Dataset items
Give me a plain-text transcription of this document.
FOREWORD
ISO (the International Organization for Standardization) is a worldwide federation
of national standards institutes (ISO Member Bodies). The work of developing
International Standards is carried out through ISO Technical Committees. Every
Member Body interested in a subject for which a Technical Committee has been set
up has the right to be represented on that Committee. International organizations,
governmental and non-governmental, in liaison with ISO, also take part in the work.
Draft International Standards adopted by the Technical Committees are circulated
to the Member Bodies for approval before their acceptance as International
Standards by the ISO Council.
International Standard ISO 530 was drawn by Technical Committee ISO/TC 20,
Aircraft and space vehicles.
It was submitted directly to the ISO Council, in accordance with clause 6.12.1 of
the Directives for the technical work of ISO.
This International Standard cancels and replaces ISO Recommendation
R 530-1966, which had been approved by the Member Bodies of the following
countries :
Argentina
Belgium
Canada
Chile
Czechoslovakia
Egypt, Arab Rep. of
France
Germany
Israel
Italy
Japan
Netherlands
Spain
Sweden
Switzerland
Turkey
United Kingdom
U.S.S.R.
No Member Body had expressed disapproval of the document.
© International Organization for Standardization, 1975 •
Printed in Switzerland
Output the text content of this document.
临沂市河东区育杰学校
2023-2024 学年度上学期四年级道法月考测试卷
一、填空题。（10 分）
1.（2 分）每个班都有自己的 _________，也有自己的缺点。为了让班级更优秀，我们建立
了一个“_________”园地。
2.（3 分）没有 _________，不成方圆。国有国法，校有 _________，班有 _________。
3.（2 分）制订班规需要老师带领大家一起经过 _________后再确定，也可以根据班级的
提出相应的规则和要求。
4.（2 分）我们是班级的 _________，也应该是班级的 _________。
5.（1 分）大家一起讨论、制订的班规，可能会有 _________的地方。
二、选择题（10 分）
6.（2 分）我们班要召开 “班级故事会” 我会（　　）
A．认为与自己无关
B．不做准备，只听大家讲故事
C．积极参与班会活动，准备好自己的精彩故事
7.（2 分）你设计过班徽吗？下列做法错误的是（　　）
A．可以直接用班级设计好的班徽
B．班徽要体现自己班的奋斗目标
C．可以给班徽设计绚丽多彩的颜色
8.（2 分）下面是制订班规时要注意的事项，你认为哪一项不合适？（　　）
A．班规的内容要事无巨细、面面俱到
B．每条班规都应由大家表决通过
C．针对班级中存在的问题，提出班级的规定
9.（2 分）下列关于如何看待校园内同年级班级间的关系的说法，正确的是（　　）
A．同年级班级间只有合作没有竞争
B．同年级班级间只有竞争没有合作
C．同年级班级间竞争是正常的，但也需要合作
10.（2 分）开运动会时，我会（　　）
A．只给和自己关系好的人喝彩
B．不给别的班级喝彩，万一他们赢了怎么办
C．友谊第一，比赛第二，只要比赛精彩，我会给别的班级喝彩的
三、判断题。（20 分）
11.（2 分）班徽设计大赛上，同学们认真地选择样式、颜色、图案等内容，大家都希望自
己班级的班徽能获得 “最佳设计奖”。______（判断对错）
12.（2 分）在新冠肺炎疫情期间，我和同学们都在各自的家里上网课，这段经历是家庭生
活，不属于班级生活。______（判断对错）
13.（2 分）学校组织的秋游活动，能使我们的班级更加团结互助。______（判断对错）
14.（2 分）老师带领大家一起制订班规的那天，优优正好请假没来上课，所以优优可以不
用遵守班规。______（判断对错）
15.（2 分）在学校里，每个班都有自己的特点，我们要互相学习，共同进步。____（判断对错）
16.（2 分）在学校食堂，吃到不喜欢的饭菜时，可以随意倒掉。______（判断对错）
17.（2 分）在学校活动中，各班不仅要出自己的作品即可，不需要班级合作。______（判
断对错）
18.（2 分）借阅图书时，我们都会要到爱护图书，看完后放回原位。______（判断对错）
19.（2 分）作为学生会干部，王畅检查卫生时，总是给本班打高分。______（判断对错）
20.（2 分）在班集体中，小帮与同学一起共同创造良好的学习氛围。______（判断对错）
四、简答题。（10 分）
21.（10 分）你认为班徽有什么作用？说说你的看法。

What needs to be done: Exactly as shown, repeat every record.

Final result:
Give me a plain-text transcription of this document.
FOREWORD
ISO (the International Organization for Standardization) is a worldwide federation
of national standards institutes (ISO Member Bodies). The work of developing
International Standards is carried out through ISO Technical Committees. Every
Member Body interested in a subject for which a Technical Committee has been set
up has the right to be represented on that Committee. International organizations,
governmental and non-governmental, in liaison with ISO, also take part in the work.
Draft International Standards adopted by the Technical Committees are circulated
to the Member Bodies for approval before their acceptance as International
Standards by the ISO Council.
International Standard ISO 530 was drawn by Technical Committee ISO/TC 20,
Aircraft and space vehicles.
It was submitted directly to the ISO Council, in accordance with clause 6.12.1 of
the Directives for the technical work of ISO.
This International Standard cancels and replaces ISO Recommendation
R 530-1966, which had been approved by the Member Bodies of the following
countries :
Argentina
Belgium
Canada
Chile
Czechoslovakia
Egypt, Arab Rep. of
France
Germany
Israel
Italy
Japan
Netherlands
Spain
Sweden
Switzerland
Turkey
United Kingdom
U.S.S.R.
No Member Body had expressed disapproval of the document.
© International Organization for Standardization, 1975 •
Printed in Switzerland
Output the text content of this document.
临沂市河东区育杰学校
2023-2024 学年度上学期四年级道法月考测试卷
一、填空题。（10 分）
1.（2 分）每个班都有自己的 _________，也有自己的缺点。为了让班级更优秀，我们建立
了一个“_________”园地。
2.（3 分）没有 _________，不成方圆。国有国法，校有 _________，班有 _________。
3.（2 分）制订班规需要老师带领大家一起经过 _________后再确定，也可以根据班级的
提出相应的规则和要求。
4.（2 分）我们是班级的 _________，也应该是班级的 _________。
5.（1 分）大家一起讨论、制订的班规，可能会有 _________的地方。
二、选择题（10 分）
6.（2 分）我们班要召开 “班级故事会” 我会（　　）
A．认为与自己无关
B．不做准备，只听大家讲故事
C．积极参与班会活动，准备好自己的精彩故事
7.（2 分）你设计过班徽吗？下列做法错误的是（　　）
A．可以直接用班级设计好的班徽
B．班徽要体现自己班的奋斗目标
C．可以给班徽设计绚丽多彩的颜色
8.（2 分）下面是制订班规时要注意的事项，你认为哪一项不合适？（　　）
A．班规的内容要事无巨细、面面俱到
B．每条班规都应由大家表决通过
C．针对班级中存在的问题，提出班级的规定
9.（2 分）下列关于如何看待校园内同年级班级间的关系的说法，正确的是（　　）
A．同年级班级间只有合作没有竞争
B．同年级班级间只有竞争没有合作
C．同年级班级间竞争是正常的，但也需要合作
10.（2 分）开运动会时，我会（　　）
A．只给和自己关系好的人喝彩
B．不给别的班级喝彩，万一他们赢了怎么办
C．友谊第一，比赛第二，只要比赛精彩，我会给别的班级喝彩的
三、判断题。（20 分）
11.（2 分）班徽设计大赛上，同学们认真地选择样式、颜色、图案等内容，大家都希望自
己班级的班徽能获得 “最佳设计奖”。______（判断对错）
12.（2 分）在新冠肺炎疫情期间，我和同学们都在各自的家里上网课，这段经历是家庭生
活，不属于班级生活。______（判断对错）
13.（2 分）学校组织的秋游活动，能使我们的班级更加团结互助。______（判断对错）
14.（2 分）老师带领大家一起制订班规的那天，优优正好请假没来上课，所以优优可以不
用遵守班规。______（判断对错）
15.（2 分）在学校里，每个班都有自己的特点，我们要互相学习，共同进步。____（判断对错）
16.（2 分）在学校食堂，吃到不喜欢的饭菜时，可以随意倒掉。______（判断对错）
17.（2 分）在学校活动中，各班不仅要出自己的作品即可，不需要班级合作。______（判
断对错）
18.（2 分）借阅图书时，我们都会要到爱护图书，看完后放回原位。______（判断对错）
19.（2 分）作为学生会干部，王畅检查卫生时，总是给本班打高分。______（判断对错）
20.（2 分）在班集体中，小帮与同学一起共同创造良好的学习氛围。______（判断对错）
四、简答题。（10 分）
21.（10 分）你认为班徽有什么作用？说说你的看法。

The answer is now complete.